* Supplied data *

□ □ □ □

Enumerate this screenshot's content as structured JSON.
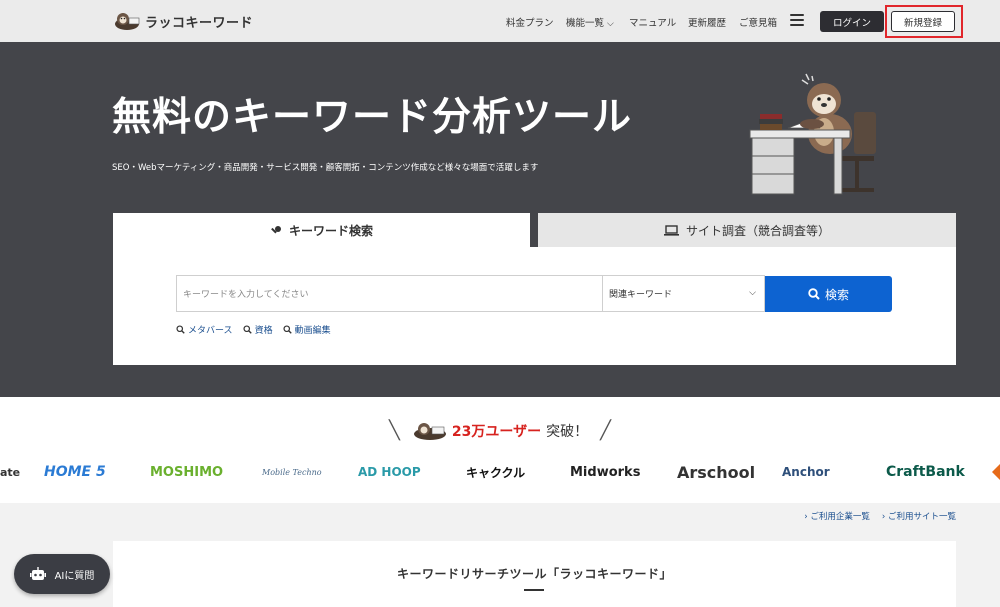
{
  "header": {
    "logo_text": "ラッコキーワード",
    "nav": [
      {
        "label": "料金プラン"
      },
      {
        "label": "機能一覧",
        "has_dropdown": true
      },
      {
        "label": "マニュアル"
      },
      {
        "label": "更新履歴"
      },
      {
        "label": "ご意見箱"
      }
    ],
    "menu_icon": "hamburger-icon",
    "login_label": "ログイン",
    "signup_label": "新規登録"
  },
  "hero": {
    "title": "無料のキーワード分析ツール",
    "subtitle": "SEO・Webマーケティング・商品開発・サービス開発・顧客開拓・コンテンツ作成など様々な場面で活躍します"
  },
  "search": {
    "tabs": [
      {
        "label": "キーワード検索",
        "icon": "key-icon",
        "active": true
      },
      {
        "label": "サイト調査（競合調査等）",
        "icon": "laptop-icon",
        "active": false
      }
    ],
    "placeholder": "キーワードを入力してください",
    "select_value": "関連キーワード",
    "button_label": "検索",
    "suggestions": [
      "メタバース",
      "資格",
      "動画編集"
    ]
  },
  "users": {
    "count": "23万ユーザー",
    "suffix": "突破！"
  },
  "logos": [
    "ate",
    "HOME 5",
    "MOSHIMO",
    "Mobile Techno",
    "AD HOOP",
    "キャククル",
    "Midworks",
    "Arschool",
    "Anchor",
    "CraftBank"
  ],
  "links": [
    "ご利用企業一覧",
    "ご利用サイト一覧"
  ],
  "section_title": "キーワードリサーチツール「ラッコキーワード」",
  "ai_button_label": "AIに質問",
  "colors": {
    "hero_bg": "#44454a",
    "primary": "#0d63d1",
    "accent_red": "#d7231f",
    "header_bg": "#ebebeb"
  }
}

□ □ □ □

* Work instructions *
Repeat the lines above exactly, and keep every picture out.

* Answer for this exercise *
Enumerate this screenshot's content as structured JSON.
{
  "header": {
    "logo_text": "ラッコキーワード",
    "nav": [
      {
        "label": "料金プラン"
      },
      {
        "label": "機能一覧",
        "has_dropdown": true
      },
      {
        "label": "マニュアル"
      },
      {
        "label": "更新履歴"
      },
      {
        "label": "ご意見箱"
      }
    ],
    "menu_icon": "hamburger-icon",
    "login_label": "ログイン",
    "signup_label": "新規登録"
  },
  "hero": {
    "title": "無料のキーワード分析ツール",
    "subtitle": "SEO・Webマーケティング・商品開発・サービス開発・顧客開拓・コンテンツ作成など様々な場面で活躍します"
  },
  "search": {
    "tabs": [
      {
        "label": "キーワード検索",
        "icon": "key-icon",
        "active": true
      },
      {
        "label": "サイト調査（競合調査等）",
        "icon": "laptop-icon",
        "active": false
      }
    ],
    "placeholder": "キーワードを入力してください",
    "select_value": "関連キーワード",
    "button_label": "検索",
    "suggestions": [
      "メタバース",
      "資格",
      "動画編集"
    ]
  },
  "users": {
    "count": "23万ユーザー",
    "suffix": "突破！"
  },
  "logos": [
    "ate",
    "HOME 5",
    "MOSHIMO",
    "Mobile Techno",
    "AD HOOP",
    "キャククル",
    "Midworks",
    "Arschool",
    "Anchor",
    "CraftBank"
  ],
  "links": [
    "ご利用企業一覧",
    "ご利用サイト一覧"
  ],
  "section_title": "キーワードリサーチツール「ラッコキーワード」",
  "ai_button_label": "AIに質問",
  "colors": {
    "hero_bg": "#44454a",
    "primary": "#0d63d1",
    "accent_red": "#d7231f",
    "header_bg": "#ebebeb"
  }
}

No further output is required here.